• [Your goal] Scan the entries for the word "name" and return every line that has it.

• [Record extracts]
• • • • • • •

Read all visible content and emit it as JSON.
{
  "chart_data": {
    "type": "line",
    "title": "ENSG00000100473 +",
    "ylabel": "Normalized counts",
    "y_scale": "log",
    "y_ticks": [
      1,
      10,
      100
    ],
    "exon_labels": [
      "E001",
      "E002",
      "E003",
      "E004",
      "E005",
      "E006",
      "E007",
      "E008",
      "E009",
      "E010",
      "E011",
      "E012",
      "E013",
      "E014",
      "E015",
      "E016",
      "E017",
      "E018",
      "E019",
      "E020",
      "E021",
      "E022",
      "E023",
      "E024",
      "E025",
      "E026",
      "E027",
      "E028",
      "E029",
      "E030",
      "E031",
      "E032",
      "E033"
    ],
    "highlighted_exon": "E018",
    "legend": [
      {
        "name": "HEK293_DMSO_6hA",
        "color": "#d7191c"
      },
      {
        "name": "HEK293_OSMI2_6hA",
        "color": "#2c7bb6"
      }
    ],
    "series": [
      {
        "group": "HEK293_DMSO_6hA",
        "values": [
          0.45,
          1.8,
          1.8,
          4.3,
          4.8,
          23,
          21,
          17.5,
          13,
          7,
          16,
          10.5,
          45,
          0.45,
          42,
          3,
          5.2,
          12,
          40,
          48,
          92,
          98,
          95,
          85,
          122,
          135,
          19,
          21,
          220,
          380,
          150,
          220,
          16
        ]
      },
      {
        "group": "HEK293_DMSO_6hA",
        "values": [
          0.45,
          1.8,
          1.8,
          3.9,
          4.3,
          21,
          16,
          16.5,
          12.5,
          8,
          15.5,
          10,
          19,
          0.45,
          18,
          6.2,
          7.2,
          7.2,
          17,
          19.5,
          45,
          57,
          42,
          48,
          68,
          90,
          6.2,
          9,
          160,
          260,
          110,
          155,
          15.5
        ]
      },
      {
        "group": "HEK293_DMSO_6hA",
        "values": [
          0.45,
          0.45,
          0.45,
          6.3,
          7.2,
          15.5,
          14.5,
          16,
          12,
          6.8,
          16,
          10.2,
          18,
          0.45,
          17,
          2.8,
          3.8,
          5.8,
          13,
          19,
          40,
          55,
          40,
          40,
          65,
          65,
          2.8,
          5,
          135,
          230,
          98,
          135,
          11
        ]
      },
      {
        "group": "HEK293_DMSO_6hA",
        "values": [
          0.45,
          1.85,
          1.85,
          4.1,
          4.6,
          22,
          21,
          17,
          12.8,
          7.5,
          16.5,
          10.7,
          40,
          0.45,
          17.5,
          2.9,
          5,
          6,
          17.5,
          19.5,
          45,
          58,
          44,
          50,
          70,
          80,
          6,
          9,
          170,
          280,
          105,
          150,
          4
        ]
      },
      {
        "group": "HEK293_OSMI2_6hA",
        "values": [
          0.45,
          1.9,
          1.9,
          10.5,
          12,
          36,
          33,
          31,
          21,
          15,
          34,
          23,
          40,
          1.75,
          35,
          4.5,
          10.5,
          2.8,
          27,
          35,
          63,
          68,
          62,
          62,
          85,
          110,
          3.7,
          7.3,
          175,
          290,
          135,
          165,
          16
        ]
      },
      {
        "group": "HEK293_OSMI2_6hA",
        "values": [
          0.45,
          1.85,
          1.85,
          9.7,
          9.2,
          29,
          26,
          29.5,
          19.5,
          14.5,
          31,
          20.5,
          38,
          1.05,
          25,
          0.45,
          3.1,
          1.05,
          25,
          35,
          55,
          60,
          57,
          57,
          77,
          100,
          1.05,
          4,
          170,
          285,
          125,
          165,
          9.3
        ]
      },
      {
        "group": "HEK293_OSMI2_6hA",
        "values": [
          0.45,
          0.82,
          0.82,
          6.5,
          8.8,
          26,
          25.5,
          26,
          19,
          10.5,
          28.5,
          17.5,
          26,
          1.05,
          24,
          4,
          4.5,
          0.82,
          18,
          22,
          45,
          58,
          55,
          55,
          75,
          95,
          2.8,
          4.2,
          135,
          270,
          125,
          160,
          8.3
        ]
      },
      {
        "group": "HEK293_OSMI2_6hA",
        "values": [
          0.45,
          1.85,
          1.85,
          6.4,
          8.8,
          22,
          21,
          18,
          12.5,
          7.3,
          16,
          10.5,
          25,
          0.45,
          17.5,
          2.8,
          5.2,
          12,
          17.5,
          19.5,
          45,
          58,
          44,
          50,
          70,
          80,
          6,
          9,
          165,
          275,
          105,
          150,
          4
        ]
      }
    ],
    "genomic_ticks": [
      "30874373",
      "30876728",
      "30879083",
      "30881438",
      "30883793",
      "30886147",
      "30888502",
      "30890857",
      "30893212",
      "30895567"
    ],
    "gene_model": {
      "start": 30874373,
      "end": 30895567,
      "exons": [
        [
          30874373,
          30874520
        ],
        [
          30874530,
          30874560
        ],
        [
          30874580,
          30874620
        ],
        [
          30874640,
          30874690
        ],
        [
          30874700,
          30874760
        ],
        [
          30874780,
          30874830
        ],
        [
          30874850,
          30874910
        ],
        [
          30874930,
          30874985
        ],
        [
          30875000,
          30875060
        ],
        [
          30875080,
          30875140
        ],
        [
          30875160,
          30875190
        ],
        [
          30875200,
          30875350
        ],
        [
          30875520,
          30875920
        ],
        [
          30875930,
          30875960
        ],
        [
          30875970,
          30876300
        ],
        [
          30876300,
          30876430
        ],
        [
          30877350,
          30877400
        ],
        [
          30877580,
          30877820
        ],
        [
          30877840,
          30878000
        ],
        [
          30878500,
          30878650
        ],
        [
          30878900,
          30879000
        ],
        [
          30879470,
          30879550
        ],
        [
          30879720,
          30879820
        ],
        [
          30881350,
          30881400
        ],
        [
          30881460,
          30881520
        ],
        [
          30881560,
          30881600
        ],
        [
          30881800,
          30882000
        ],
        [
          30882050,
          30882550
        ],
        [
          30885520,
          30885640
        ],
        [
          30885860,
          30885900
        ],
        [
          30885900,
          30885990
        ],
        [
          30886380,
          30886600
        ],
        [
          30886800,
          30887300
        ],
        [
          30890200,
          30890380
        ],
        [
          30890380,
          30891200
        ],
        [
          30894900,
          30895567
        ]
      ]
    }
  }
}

• • • • • • •

• [Your solution]
        "name": "HEK293_DMSO_6hA",
        "name": "HEK293_OSMI2_6hA",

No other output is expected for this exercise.